**Instruction**
Your task is to print all of the material verbatim.

**Extracted records**
__________

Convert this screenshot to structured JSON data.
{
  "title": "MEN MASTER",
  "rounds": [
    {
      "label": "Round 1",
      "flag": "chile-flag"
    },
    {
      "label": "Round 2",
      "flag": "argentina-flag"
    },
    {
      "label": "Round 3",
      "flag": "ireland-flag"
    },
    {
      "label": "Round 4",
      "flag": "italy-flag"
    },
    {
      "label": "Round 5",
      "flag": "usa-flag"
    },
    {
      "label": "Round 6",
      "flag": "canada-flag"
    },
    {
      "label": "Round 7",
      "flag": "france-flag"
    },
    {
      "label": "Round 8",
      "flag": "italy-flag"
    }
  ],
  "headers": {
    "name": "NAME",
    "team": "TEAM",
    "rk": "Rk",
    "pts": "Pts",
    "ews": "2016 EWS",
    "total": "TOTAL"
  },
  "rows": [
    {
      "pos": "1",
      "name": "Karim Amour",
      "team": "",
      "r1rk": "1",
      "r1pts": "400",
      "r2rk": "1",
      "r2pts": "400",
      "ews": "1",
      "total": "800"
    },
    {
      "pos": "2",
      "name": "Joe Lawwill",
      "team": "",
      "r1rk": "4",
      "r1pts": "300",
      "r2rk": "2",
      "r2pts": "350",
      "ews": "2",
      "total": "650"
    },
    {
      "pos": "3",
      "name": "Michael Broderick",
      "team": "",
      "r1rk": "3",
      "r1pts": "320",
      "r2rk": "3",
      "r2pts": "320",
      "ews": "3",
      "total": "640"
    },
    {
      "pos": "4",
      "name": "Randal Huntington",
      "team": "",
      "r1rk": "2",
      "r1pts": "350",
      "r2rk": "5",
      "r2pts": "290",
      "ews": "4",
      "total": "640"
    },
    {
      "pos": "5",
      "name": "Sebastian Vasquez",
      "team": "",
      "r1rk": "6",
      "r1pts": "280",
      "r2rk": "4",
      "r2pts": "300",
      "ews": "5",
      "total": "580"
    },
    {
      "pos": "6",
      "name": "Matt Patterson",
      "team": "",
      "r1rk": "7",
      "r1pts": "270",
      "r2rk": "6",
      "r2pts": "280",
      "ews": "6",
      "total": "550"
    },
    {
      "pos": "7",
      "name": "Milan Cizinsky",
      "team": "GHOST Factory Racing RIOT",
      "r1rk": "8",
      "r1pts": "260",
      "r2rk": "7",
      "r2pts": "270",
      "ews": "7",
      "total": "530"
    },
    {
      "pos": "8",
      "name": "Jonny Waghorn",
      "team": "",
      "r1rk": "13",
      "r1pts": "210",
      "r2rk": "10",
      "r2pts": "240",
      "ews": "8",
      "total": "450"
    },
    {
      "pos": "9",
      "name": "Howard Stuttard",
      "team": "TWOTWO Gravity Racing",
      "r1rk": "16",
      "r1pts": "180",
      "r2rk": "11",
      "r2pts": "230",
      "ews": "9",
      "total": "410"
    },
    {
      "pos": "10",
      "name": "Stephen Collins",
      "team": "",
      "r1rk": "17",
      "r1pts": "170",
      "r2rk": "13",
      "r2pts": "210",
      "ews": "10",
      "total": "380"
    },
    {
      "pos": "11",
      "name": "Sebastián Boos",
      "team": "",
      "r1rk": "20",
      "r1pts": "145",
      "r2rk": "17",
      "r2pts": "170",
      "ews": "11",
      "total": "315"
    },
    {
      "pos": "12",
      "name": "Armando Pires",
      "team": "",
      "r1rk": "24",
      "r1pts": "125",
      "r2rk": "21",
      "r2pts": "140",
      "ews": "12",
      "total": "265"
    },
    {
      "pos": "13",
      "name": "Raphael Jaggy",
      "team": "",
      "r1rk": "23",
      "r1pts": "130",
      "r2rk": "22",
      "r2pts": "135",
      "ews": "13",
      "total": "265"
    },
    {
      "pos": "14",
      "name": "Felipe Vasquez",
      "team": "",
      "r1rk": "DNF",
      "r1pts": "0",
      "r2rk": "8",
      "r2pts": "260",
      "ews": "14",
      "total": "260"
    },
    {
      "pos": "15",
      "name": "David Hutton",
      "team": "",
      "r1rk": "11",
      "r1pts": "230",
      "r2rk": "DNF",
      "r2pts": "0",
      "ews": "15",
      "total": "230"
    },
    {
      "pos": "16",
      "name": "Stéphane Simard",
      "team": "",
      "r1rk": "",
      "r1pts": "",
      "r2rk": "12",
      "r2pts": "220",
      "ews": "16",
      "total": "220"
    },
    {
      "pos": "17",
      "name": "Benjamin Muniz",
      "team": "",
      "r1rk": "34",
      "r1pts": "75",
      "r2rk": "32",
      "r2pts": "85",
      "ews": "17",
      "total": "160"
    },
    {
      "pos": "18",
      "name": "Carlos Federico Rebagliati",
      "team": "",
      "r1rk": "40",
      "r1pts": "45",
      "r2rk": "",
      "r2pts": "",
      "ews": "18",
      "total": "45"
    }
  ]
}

__________

**Result for this exercise**
Convert this screenshot to structured JSON data.
{
  "title": "MEN MASTER",
  "rounds": [
    {
      "label": "Round 1",
      "flag": "chile-flag"
    },
    {
      "label": "Round 2",
      "flag": "argentina-flag"
    },
    {
      "label": "Round 3",
      "flag": "ireland-flag"
    },
    {
      "label": "Round 4",
      "flag": "italy-flag"
    },
    {
      "label": "Round 5",
      "flag": "usa-flag"
    },
    {
      "label": "Round 6",
      "flag": "canada-flag"
    },
    {
      "label": "Round 7",
      "flag": "france-flag"
    },
    {
      "label": "Round 8",
      "flag": "italy-flag"
    }
  ],
  "headers": {
    "name": "NAME",
    "team": "TEAM",
    "rk": "Rk",
    "pts": "Pts",
    "ews": "2016 EWS",
    "total": "TOTAL"
  },
  "rows": [
    {
      "pos": "1",
      "name": "Karim Amour",
      "team": "",
      "r1rk": "1",
      "r1pts": "400",
      "r2rk": "1",
      "r2pts": "400",
      "ews": "1",
      "total": "800"
    },
    {
      "pos": "2",
      "name": "Joe Lawwill",
      "team": "",
      "r1rk": "4",
      "r1pts": "300",
      "r2rk": "2",
      "r2pts": "350",
      "ews": "2",
      "total": "650"
    },
    {
      "pos": "3",
      "name": "Michael Broderick",
      "team": "",
      "r1rk": "3",
      "r1pts": "320",
      "r2rk": "3",
      "r2pts": "320",
      "ews": "3",
      "total": "640"
    },
    {
      "pos": "4",
      "name": "Randal Huntington",
      "team": "",
      "r1rk": "2",
      "r1pts": "350",
      "r2rk": "5",
      "r2pts": "290",
      "ews": "4",
      "total": "640"
    },
    {
      "pos": "5",
      "name": "Sebastian Vasquez",
      "team": "",
      "r1rk": "6",
      "r1pts": "280",
      "r2rk": "4",
      "r2pts": "300",
      "ews": "5",
      "total": "580"
    },
    {
      "pos": "6",
      "name": "Matt Patterson",
      "team": "",
      "r1rk": "7",
      "r1pts": "270",
      "r2rk": "6",
      "r2pts": "280",
      "ews": "6",
      "total": "550"
    },
    {
      "pos": "7",
      "name": "Milan Cizinsky",
      "team": "GHOST Factory Racing RIOT",
      "r1rk": "8",
      "r1pts": "260",
      "r2rk": "7",
      "r2pts": "270",
      "ews": "7",
      "total": "530"
    },
    {
      "pos": "8",
      "name": "Jonny Waghorn",
      "team": "",
      "r1rk": "13",
      "r1pts": "210",
      "r2rk": "10",
      "r2pts": "240",
      "ews": "8",
      "total": "450"
    },
    {
      "pos": "9",
      "name": "Howard Stuttard",
      "team": "TWOTWO Gravity Racing",
      "r1rk": "16",
      "r1pts": "180",
      "r2rk": "11",
      "r2pts": "230",
      "ews": "9",
      "total": "410"
    },
    {
      "pos": "10",
      "name": "Stephen Collins",
      "team": "",
      "r1rk": "17",
      "r1pts": "170",
      "r2rk": "13",
      "r2pts": "210",
      "ews": "10",
      "total": "380"
    },
    {
      "pos": "11",
      "name": "Sebastián Boos",
      "team": "",
      "r1rk": "20",
      "r1pts": "145",
      "r2rk": "17",
      "r2pts": "170",
      "ews": "11",
      "total": "315"
    },
    {
      "pos": "12",
      "name": "Armando Pires",
      "team": "",
      "r1rk": "24",
      "r1pts": "125",
      "r2rk": "21",
      "r2pts": "140",
      "ews": "12",
      "total": "265"
    },
    {
      "pos": "13",
      "name": "Raphael Jaggy",
      "team": "",
      "r1rk": "23",
      "r1pts": "130",
      "r2rk": "22",
      "r2pts": "135",
      "ews": "13",
      "total": "265"
    },
    {
      "pos": "14",
      "name": "Felipe Vasquez",
      "team": "",
      "r1rk": "DNF",
      "r1pts": "0",
      "r2rk": "8",
      "r2pts": "260",
      "ews": "14",
      "total": "260"
    },
    {
      "pos": "15",
      "name": "David Hutton",
      "team": "",
      "r1rk": "11",
      "r1pts": "230",
      "r2rk": "DNF",
      "r2pts": "0",
      "ews": "15",
      "total": "230"
    },
    {
      "pos": "16",
      "name": "Stéphane Simard",
      "team": "",
      "r1rk": "",
      "r1pts": "",
      "r2rk": "12",
      "r2pts": "220",
      "ews": "16",
      "total": "220"
    },
    {
      "pos": "17",
      "name": "Benjamin Muniz",
      "team": "",
      "r1rk": "34",
      "r1pts": "75",
      "r2rk": "32",
      "r2pts": "85",
      "ews": "17",
      "total": "160"
    },
    {
      "pos": "18",
      "name": "Carlos Federico Rebagliati",
      "team": "",
      "r1rk": "40",
      "r1pts": "45",
      "r2rk": "",
      "r2pts": "",
      "ews": "18",
      "total": "45"
    }
  ]
}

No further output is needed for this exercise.